* GIVEN PROBLEM:
Give the material again in full, matching it exactly.

[Items from a figure collection]
------------------------------------------------------------------------
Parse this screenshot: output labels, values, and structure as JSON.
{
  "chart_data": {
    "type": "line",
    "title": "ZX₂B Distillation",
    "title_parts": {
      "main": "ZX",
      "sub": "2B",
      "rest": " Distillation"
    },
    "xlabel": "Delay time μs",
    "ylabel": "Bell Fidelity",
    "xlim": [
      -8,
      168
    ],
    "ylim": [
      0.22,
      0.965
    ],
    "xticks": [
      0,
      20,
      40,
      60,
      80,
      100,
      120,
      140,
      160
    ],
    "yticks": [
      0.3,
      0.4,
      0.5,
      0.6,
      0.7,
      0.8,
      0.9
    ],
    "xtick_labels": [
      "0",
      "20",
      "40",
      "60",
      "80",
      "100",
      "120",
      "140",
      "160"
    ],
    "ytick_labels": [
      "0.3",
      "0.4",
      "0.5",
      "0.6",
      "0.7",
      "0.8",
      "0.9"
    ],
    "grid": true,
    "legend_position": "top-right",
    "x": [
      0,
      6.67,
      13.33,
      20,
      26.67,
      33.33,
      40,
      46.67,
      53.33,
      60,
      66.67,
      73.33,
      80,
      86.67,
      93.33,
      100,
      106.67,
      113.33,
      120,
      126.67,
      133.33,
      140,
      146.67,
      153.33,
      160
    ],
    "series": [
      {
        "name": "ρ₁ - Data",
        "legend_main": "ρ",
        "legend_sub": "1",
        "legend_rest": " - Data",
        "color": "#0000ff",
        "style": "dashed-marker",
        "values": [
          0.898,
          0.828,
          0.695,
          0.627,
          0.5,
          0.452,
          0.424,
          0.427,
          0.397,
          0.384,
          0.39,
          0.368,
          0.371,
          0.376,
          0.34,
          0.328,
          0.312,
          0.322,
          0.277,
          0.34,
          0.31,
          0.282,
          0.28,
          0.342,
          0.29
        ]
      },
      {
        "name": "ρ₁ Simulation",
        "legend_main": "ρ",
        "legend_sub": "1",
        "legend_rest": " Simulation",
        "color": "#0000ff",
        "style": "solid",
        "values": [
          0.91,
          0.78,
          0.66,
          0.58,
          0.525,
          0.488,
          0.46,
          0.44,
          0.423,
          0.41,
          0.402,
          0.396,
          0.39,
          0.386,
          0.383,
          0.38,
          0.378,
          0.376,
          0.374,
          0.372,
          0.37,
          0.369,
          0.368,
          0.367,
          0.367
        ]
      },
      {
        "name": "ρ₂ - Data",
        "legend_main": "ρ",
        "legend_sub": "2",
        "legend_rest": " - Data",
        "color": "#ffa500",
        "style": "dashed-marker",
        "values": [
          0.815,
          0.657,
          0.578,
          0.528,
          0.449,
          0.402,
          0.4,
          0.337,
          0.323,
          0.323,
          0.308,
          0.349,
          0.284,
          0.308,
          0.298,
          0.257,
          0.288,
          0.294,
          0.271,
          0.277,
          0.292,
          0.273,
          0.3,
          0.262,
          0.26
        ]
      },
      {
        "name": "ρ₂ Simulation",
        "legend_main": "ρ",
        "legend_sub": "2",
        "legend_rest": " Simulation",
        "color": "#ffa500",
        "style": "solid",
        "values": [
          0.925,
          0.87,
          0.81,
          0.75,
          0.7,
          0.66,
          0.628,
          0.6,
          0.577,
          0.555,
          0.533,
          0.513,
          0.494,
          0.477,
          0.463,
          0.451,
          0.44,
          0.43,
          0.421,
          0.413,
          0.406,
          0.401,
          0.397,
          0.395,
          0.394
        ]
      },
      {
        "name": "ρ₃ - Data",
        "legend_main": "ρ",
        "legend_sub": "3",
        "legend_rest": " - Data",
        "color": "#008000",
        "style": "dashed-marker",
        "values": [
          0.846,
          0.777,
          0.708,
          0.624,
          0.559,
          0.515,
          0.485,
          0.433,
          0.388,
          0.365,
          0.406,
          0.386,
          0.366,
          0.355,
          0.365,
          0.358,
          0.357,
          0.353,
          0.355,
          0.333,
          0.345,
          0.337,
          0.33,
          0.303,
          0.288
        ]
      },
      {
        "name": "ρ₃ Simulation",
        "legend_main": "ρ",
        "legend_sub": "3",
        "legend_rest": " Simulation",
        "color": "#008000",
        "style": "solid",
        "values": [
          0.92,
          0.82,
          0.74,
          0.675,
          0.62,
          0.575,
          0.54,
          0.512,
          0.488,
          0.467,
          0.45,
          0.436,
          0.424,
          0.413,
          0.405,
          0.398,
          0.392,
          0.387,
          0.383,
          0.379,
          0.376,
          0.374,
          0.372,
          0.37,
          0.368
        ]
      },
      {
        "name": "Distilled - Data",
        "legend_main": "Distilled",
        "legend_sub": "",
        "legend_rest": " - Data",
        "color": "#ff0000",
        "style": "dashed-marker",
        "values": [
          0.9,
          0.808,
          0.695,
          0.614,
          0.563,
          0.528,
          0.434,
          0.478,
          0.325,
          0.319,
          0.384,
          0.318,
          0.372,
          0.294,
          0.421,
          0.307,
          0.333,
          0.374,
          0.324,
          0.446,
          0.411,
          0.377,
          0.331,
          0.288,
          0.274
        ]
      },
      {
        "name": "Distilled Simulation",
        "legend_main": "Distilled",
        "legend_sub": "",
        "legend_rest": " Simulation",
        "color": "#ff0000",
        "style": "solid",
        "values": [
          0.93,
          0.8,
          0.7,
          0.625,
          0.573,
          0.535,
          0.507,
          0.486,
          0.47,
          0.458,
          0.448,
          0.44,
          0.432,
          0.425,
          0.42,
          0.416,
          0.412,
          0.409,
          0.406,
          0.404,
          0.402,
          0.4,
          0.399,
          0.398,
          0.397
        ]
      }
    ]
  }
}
------------------------------------------------------------------------
* OUTPUT OF THE EXERCISE:
Parse this screenshot: output labels, values, and structure as JSON.
{
  "chart_data": {
    "type": "line",
    "title": "ZX₂B Distillation",
    "title_parts": {
      "main": "ZX",
      "sub": "2B",
      "rest": " Distillation"
    },
    "xlabel": "Delay time μs",
    "ylabel": "Bell Fidelity",
    "xlim": [
      -8,
      168
    ],
    "ylim": [
      0.22,
      0.965
    ],
    "xticks": [
      0,
      20,
      40,
      60,
      80,
      100,
      120,
      140,
      160
    ],
    "yticks": [
      0.3,
      0.4,
      0.5,
      0.6,
      0.7,
      0.8,
      0.9
    ],
    "xtick_labels": [
      "0",
      "20",
      "40",
      "60",
      "80",
      "100",
      "120",
      "140",
      "160"
    ],
    "ytick_labels": [
      "0.3",
      "0.4",
      "0.5",
      "0.6",
      "0.7",
      "0.8",
      "0.9"
    ],
    "grid": true,
    "legend_position": "top-right",
    "x": [
      0,
      6.67,
      13.33,
      20,
      26.67,
      33.33,
      40,
      46.67,
      53.33,
      60,
      66.67,
      73.33,
      80,
      86.67,
      93.33,
      100,
      106.67,
      113.33,
      120,
      126.67,
      133.33,
      140,
      146.67,
      153.33,
      160
    ],
    "series": [
      {
        "name": "ρ₁ - Data",
        "legend_main": "ρ",
        "legend_sub": "1",
        "legend_rest": " - Data",
        "color": "#0000ff",
        "style": "dashed-marker",
        "values": [
          0.898,
          0.828,
          0.695,
          0.627,
          0.5,
          0.452,
          0.424,
          0.427,
          0.397,
          0.384,
          0.39,
          0.368,
          0.371,
          0.376,
          0.34,
          0.328,
          0.312,
          0.322,
          0.277,
          0.34,
          0.31,
          0.282,
          0.28,
          0.342,
          0.29
        ]
      },
      {
        "name": "ρ₁ Simulation",
        "legend_main": "ρ",
        "legend_sub": "1",
        "legend_rest": " Simulation",
        "color": "#0000ff",
        "style": "solid",
        "values": [
          0.91,
          0.78,
          0.66,
          0.58,
          0.525,
          0.488,
          0.46,
          0.44,
          0.423,
          0.41,
          0.402,
          0.396,
          0.39,
          0.386,
          0.383,
          0.38,
          0.378,
          0.376,
          0.374,
          0.372,
          0.37,
          0.369,
          0.368,
          0.367,
          0.367
        ]
      },
      {
        "name": "ρ₂ - Data",
        "legend_main": "ρ",
        "legend_sub": "2",
        "legend_rest": " - Data",
        "color": "#ffa500",
        "style": "dashed-marker",
        "values": [
          0.815,
          0.657,
          0.578,
          0.528,
          0.449,
          0.402,
          0.4,
          0.337,
          0.323,
          0.323,
          0.308,
          0.349,
          0.284,
          0.308,
          0.298,
          0.257,
          0.288,
          0.294,
          0.271,
          0.277,
          0.292,
          0.273,
          0.3,
          0.262,
          0.26
        ]
      },
      {
        "name": "ρ₂ Simulation",
        "legend_main": "ρ",
        "legend_sub": "2",
        "legend_rest": " Simulation",
        "color": "#ffa500",
        "style": "solid",
        "values": [
          0.925,
          0.87,
          0.81,
          0.75,
          0.7,
          0.66,
          0.628,
          0.6,
          0.577,
          0.555,
          0.533,
          0.513,
          0.494,
          0.477,
          0.463,
          0.451,
          0.44,
          0.43,
          0.421,
          0.413,
          0.406,
          0.401,
          0.397,
          0.395,
          0.394
        ]
      },
      {
        "name": "ρ₃ - Data",
        "legend_main": "ρ",
        "legend_sub": "3",
        "legend_rest": " - Data",
        "color": "#008000",
        "style": "dashed-marker",
        "values": [
          0.846,
          0.777,
          0.708,
          0.624,
          0.559,
          0.515,
          0.485,
          0.433,
          0.388,
          0.365,
          0.406,
          0.386,
          0.366,
          0.355,
          0.365,
          0.358,
          0.357,
          0.353,
          0.355,
          0.333,
          0.345,
          0.337,
          0.33,
          0.303,
          0.288
        ]
      },
      {
        "name": "ρ₃ Simulation",
        "legend_main": "ρ",
        "legend_sub": "3",
        "legend_rest": " Simulation",
        "color": "#008000",
        "style": "solid",
        "values": [
          0.92,
          0.82,
          0.74,
          0.675,
          0.62,
          0.575,
          0.54,
          0.512,
          0.488,
          0.467,
          0.45,
          0.436,
          0.424,
          0.413,
          0.405,
          0.398,
          0.392,
          0.387,
          0.383,
          0.379,
          0.376,
          0.374,
          0.372,
          0.37,
          0.368
        ]
      },
      {
        "name": "Distilled - Data",
        "legend_main": "Distilled",
        "legend_sub": "",
        "legend_rest": " - Data",
        "color": "#ff0000",
        "style": "dashed-marker",
        "values": [
          0.9,
          0.808,
          0.695,
          0.614,
          0.563,
          0.528,
          0.434,
          0.478,
          0.325,
          0.319,
          0.384,
          0.318,
          0.372,
          0.294,
          0.421,
          0.307,
          0.333,
          0.374,
          0.324,
          0.446,
          0.411,
          0.377,
          0.331,
          0.288,
          0.274
        ]
      },
      {
        "name": "Distilled Simulation",
        "legend_main": "Distilled",
        "legend_sub": "",
        "legend_rest": " Simulation",
        "color": "#ff0000",
        "style": "solid",
        "values": [
          0.93,
          0.8,
          0.7,
          0.625,
          0.573,
          0.535,
          0.507,
          0.486,
          0.47,
          0.458,
          0.448,
          0.44,
          0.432,
          0.425,
          0.42,
          0.416,
          0.412,
          0.409,
          0.406,
          0.404,
          0.402,
          0.4,
          0.399,
          0.398,
          0.397
        ]
      }
    ]
  }
}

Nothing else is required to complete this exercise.